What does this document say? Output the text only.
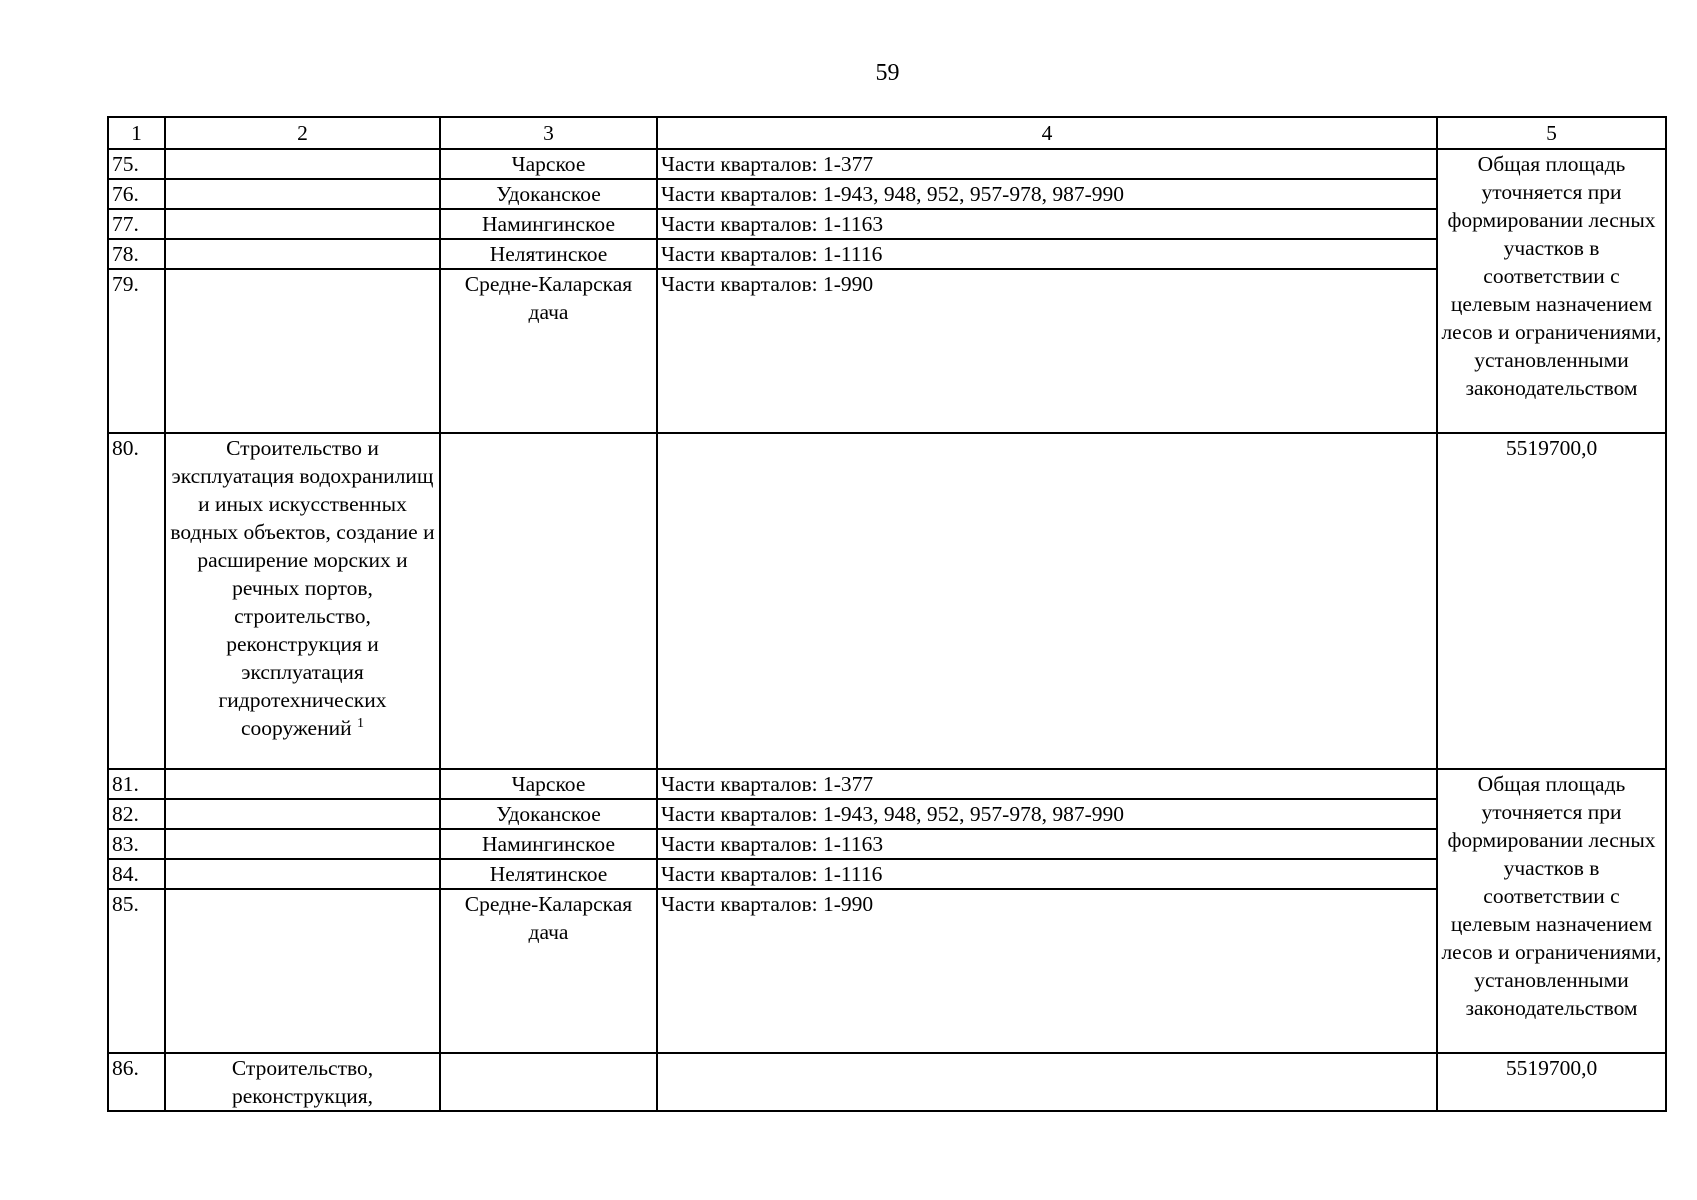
59
1	2	3	4	5
75.		Чарское	Части кварталов: 1-377	Общая площадь уточняется при формировании лесных участков в соответствии с целевым назначением лесов и ограничениями, установленными законодательством
76.		Удоканское	Части кварталов: 1-943, 948, 952, 957-978, 987-990	
77.		Намингинское	Части кварталов: 1-1163	
78.		Нелятинское	Части кварталов: 1-1116	
79.		Средне-Каларская дача	Части кварталов: 1-990	
80.	Строительство и эксплуатация водохранилищ и иных искусственных водных объектов, создание и расширение морских и речных портов, строительство, реконструкция и эксплуатация гидротехнических сооружений $^1$			5519700,0
81.		Чарское	Части кварталов: 1-377	Общая площадь уточняется при формировании лесных участков в соответствии с целевым назначением лесов и ограничениями, установленными законодательством
82.		Удоканское	Части кварталов: 1-943, 948, 952, 957-978, 987-990	
83.		Намингинское	Части кварталов: 1-1163	
84.		Нелятинское	Части кварталов: 1-1116	
85.		Средне-Каларская дача	Части кварталов: 1-990	
86.	Строительство, реконструкция,			5519700,0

WHAT TO PRODUCE :: Transcribe each entry precisely as given, leaving the pictures out.

CORRECT RESULT ::
What does this document say? Output the text only.
59
1	2	3	4	5
75.		Чарское	Части кварталов: 1-377	Общая площадь уточняется при формировании лесных участков в соответствии с целевым назначением лесов и ограничениями, установленными законодательством
76.		Удоканское	Части кварталов: 1-943, 948, 952, 957-978, 987-990	
77.		Намингинское	Части кварталов: 1-1163	
78.		Нелятинское	Части кварталов: 1-1116	
79.		Средне-Каларская дача	Части кварталов: 1-990	
80.	Строительство и эксплуатация водохранилищ и иных искусственных водных объектов, создание и расширение морских и речных портов, строительство, реконструкция и эксплуатация гидротехнических сооружений $^1$			5519700,0
81.		Чарское	Части кварталов: 1-377	Общая площадь уточняется при формировании лесных участков в соответствии с целевым назначением лесов и ограничениями, установленными законодательством
82.		Удоканское	Части кварталов: 1-943, 948, 952, 957-978, 987-990	
83.		Намингинское	Части кварталов: 1-1163	
84.		Нелятинское	Части кварталов: 1-1116	
85.		Средне-Каларская дача	Части кварталов: 1-990	
86.	Строительство, реконструкция,			5519700,0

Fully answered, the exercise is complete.